→ **Consigne écrite**: Dans l'extrait ci-dessous sur les théâtres de marionnettes slovaques, relevez toutes les œuvres mises en scène par le Théâtre d'État de Marionnettes de Bratislava, avec leur titre slovaque et leur titre français.

→ **Passage du texte**:
'''
Le théâtre de marionnettes du comté à Banská Bystrica, Krajské bábkové divadlo (ou KBD) devint, alors, l’une des compagnies les plus innovantes de la scène tchécoslovaque sous la direction artistique du poète et dramaturge Jozef Mokoš. De son côté, le Štátne bábkové divadlo (Théâtre d’État de Marionnettes) de Bratislava, fondé en 1957, se spécialisa plutôt dans un répertoire relativement classique avec des mises en scène d’œuvres lyriques comme Peter a vlk (Pierre et le Loup), de Sergueï Prokofiev (1977, 1979), Cisárove nové šaty (Les Habits neufs de l’Empereur) de Juraj Beneš (1977), Petruška (Petrouchka), et Vták Ohnivák (L’Oiseau de Feu, 1979) d’Igor Stravinski. Le répertoire traditionnel et folklorique inspira d’avantage le théâtre de marionnettes de Košice, créé en 1959, qui devint une des institutions culturelles les plus importantes de Slovaquie orientale.
'''
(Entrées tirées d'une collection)
'''
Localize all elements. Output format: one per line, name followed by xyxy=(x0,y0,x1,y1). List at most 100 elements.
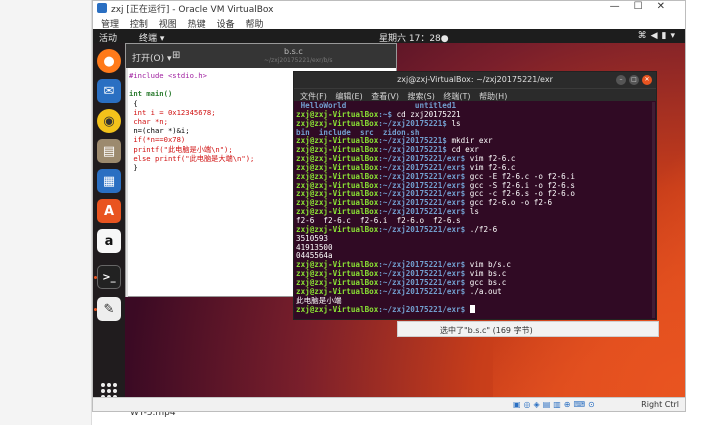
program-output: 此电脑是小端 xyxy=(296,295,342,305)
terminal-menu-search[interactable]: 搜索(S) xyxy=(408,91,435,102)
prompt-user: zxj@zxj-VirtualBox xyxy=(296,198,379,208)
dock: ● ✉ ◉ ▤ ▦ A a >_ ✎ xyxy=(93,43,125,397)
running-indicator xyxy=(94,276,97,279)
terminal-menu-edit[interactable]: 编辑(E) xyxy=(335,91,362,102)
command-text: gcc -c f2-6.s -o f2-6.o xyxy=(465,189,575,199)
command-text: gcc -S f2-6.i -o f2-6.s xyxy=(465,180,575,190)
prompt-path: :~/zxj20175221/exr$ xyxy=(378,286,466,296)
terminal-menu-view[interactable]: 查看(V) xyxy=(371,91,399,102)
system-tray[interactable]: ⌘◀▮▾ xyxy=(638,31,679,41)
code-line: if(*n==0x78) xyxy=(129,135,186,145)
vbox-menubar: 管理 控制 视图 热键 设备 帮助 xyxy=(93,15,685,30)
window-controls[interactable]: —☐✕ xyxy=(610,1,679,12)
text-editor-icon[interactable]: ✎ xyxy=(97,297,121,321)
prompt-user: zxj@zxj-VirtualBox xyxy=(296,171,379,181)
prompt-path: :~/zxj20175221$ xyxy=(378,145,447,155)
terminal-window-controls: – □ ✕ xyxy=(616,75,652,85)
terminal-line: 3510593 xyxy=(296,233,652,244)
prompt-path: :~/zxj20175221/exr$ xyxy=(378,305,466,315)
terminal-line: zxj@zxj-VirtualBox:~/zxj20175221/exr$ xyxy=(296,305,652,315)
prompt-user: zxj@zxj-VirtualBox xyxy=(296,286,379,296)
vbox-statusbar: ▣◎◈▤▥⊕⌨⊙ Right Ctrl xyxy=(93,397,685,411)
close-icon[interactable]: ✕ xyxy=(642,75,652,85)
minimize-icon[interactable]: – xyxy=(616,75,626,85)
vbox-titlebar[interactable]: zxj [正在运行] - Oracle VM VirtualBox —☐✕ xyxy=(93,1,685,15)
terminal-scrollbar[interactable] xyxy=(652,102,655,318)
code-line: n=(char *)&i; xyxy=(129,126,190,136)
command-text: vim b/s.c xyxy=(465,260,511,270)
running-indicator xyxy=(94,308,97,311)
code-line: int main() xyxy=(129,89,173,99)
program-output: 0445564a xyxy=(296,251,333,261)
code-line: char *n; xyxy=(129,117,168,127)
command-text: vim f2-6.c xyxy=(465,162,516,172)
code-line: else printf("此电脑是大端\n"); xyxy=(129,153,255,163)
prompt-user: zxj@zxj-VirtualBox xyxy=(296,277,379,287)
prompt-path: :~/zxj20175221/exr$ xyxy=(378,277,466,287)
program-output: 3510593 xyxy=(296,233,329,243)
prompt-user: zxj@zxj-VirtualBox xyxy=(296,162,379,172)
command-text: ./f2-6 xyxy=(465,224,498,234)
terminal-line: zxj@zxj-VirtualBox:~/zxj20175221/exr$ ./… xyxy=(296,286,652,297)
prompt-user: zxj@zxj-VirtualBox xyxy=(296,145,379,155)
rhythmbox-icon[interactable]: ◉ xyxy=(97,109,121,133)
prompt-user: zxj@zxj-VirtualBox xyxy=(296,136,379,146)
ls-output: f2-6 f2-6.c f2-6.i f2-6.o f2-6.s xyxy=(296,215,461,225)
files-icon[interactable]: ▤ xyxy=(97,139,121,163)
command-text: vim f2-6.c xyxy=(465,154,516,164)
gedit-file-name: b.s.c xyxy=(284,47,303,56)
command-text: cd exr xyxy=(446,145,479,155)
terminal-menu-terminal[interactable]: 终端(T) xyxy=(443,91,470,102)
host-key-label: Right Ctrl xyxy=(641,400,679,409)
prompt-user: zxj@zxj-VirtualBox xyxy=(296,118,379,128)
virtualbox-window: zxj [正在运行] - Oracle VM VirtualBox —☐✕ 管理… xyxy=(92,0,686,412)
prompt-user: zxj@zxj-VirtualBox xyxy=(296,260,379,270)
terminal-titlebar[interactable]: zxj@zxj-VirtualBox: ~/zxj20175221/exr – … xyxy=(294,72,656,88)
firefox-icon[interactable]: ● xyxy=(97,49,121,73)
prompt-path: :~/zxj20175221$ xyxy=(378,118,447,128)
amazon-icon[interactable]: a xyxy=(97,229,121,253)
prompt-user: zxj@zxj-VirtualBox xyxy=(296,180,379,190)
gnome-topbar: 活动 终端 ▾ 星期六 17：28● ⌘◀▮▾ xyxy=(93,29,685,44)
terminal-title: zxj@zxj-VirtualBox: ~/zxj20175221/exr xyxy=(397,75,553,84)
thunderbird-icon[interactable]: ✉ xyxy=(97,79,121,103)
gedit-gutter xyxy=(126,68,128,297)
vbox-window-title: zxj [正在运行] - Oracle VM VirtualBox xyxy=(111,5,274,15)
terminal-line: zxj@zxj-VirtualBox:~/zxj20175221/exr$ ./… xyxy=(296,224,652,235)
code-editor[interactable]: #include <stdio.h> int main() { int i = … xyxy=(129,71,254,172)
terminal-line: 41913500 xyxy=(296,243,652,253)
terminal-icon[interactable]: >_ xyxy=(97,265,121,289)
terminal-menu-file[interactable]: 文件(F) xyxy=(300,91,327,102)
prompt-path: :~/zxj20175221/exr$ xyxy=(378,207,466,217)
directory-entry: bin include src zidon.sh xyxy=(296,127,420,137)
guest-screen[interactable]: 活动 终端 ▾ 星期六 17：28● ⌘◀▮▾ ● ✉ ◉ ▤ ▦ A a >_… xyxy=(93,29,685,397)
terminal-line: 此电脑是小端 xyxy=(296,295,652,306)
terminal-cursor xyxy=(469,305,475,314)
command-text: gcc bs.c xyxy=(465,277,507,287)
virtualbox-icon xyxy=(97,3,107,13)
code-line: } xyxy=(129,163,138,173)
new-tab-icon[interactable]: ⊞ xyxy=(172,50,180,61)
prompt-path: :~/zxj20175221/exr$ xyxy=(378,180,466,190)
command-text: cd zxj20175221 xyxy=(392,109,461,119)
maximize-icon[interactable]: □ xyxy=(629,75,639,85)
code-line: printf("此电脑是小端\n"); xyxy=(129,144,233,154)
prompt-path: :~/zxj20175221/exr$ xyxy=(378,171,466,181)
show-applications-icon[interactable] xyxy=(101,383,117,397)
host-background-window xyxy=(0,0,92,425)
terminal-output[interactable]: HelloWorld untitled1 zxj@zxj-VirtualBox:~… xyxy=(296,102,652,318)
prompt-user: zxj@zxj-VirtualBox xyxy=(296,109,379,119)
vbox-device-icons[interactable]: ▣◎◈▤▥⊕⌨⊙ xyxy=(513,400,598,409)
terminal-menu-help[interactable]: 帮助(H) xyxy=(479,91,507,102)
screen: WT-5.mp4 zxj [正在运行] - Oracle VM VirtualB… xyxy=(0,0,721,425)
gedit-file-path: ~/zxj20175221/exr/b/s xyxy=(264,57,333,64)
software-icon[interactable]: A xyxy=(97,199,121,223)
writer-icon[interactable]: ▦ xyxy=(97,169,121,193)
gedit-selection-status: 选中了"b.s.c" (169 字节) xyxy=(397,321,659,337)
command-text: vim bs.c xyxy=(465,269,507,279)
command-text: mkdir exr xyxy=(446,136,493,146)
prompt-user: zxj@zxj-VirtualBox xyxy=(296,154,379,164)
open-button[interactable]: 打开(O) ▾ xyxy=(132,51,172,64)
directory-entry: untitled1 xyxy=(346,102,457,110)
prompt-path: :~/zxj20175221/exr$ xyxy=(378,162,466,172)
'''
→ **Solution du problème**:
- Peter a vlk (Pierre et le Loup)
- Cisárove nové šaty (Les Habits neufs de l'Empereur)
- Petruška (Petrouchka)
- Vták Ohnivák (L'Oiseau de Feu)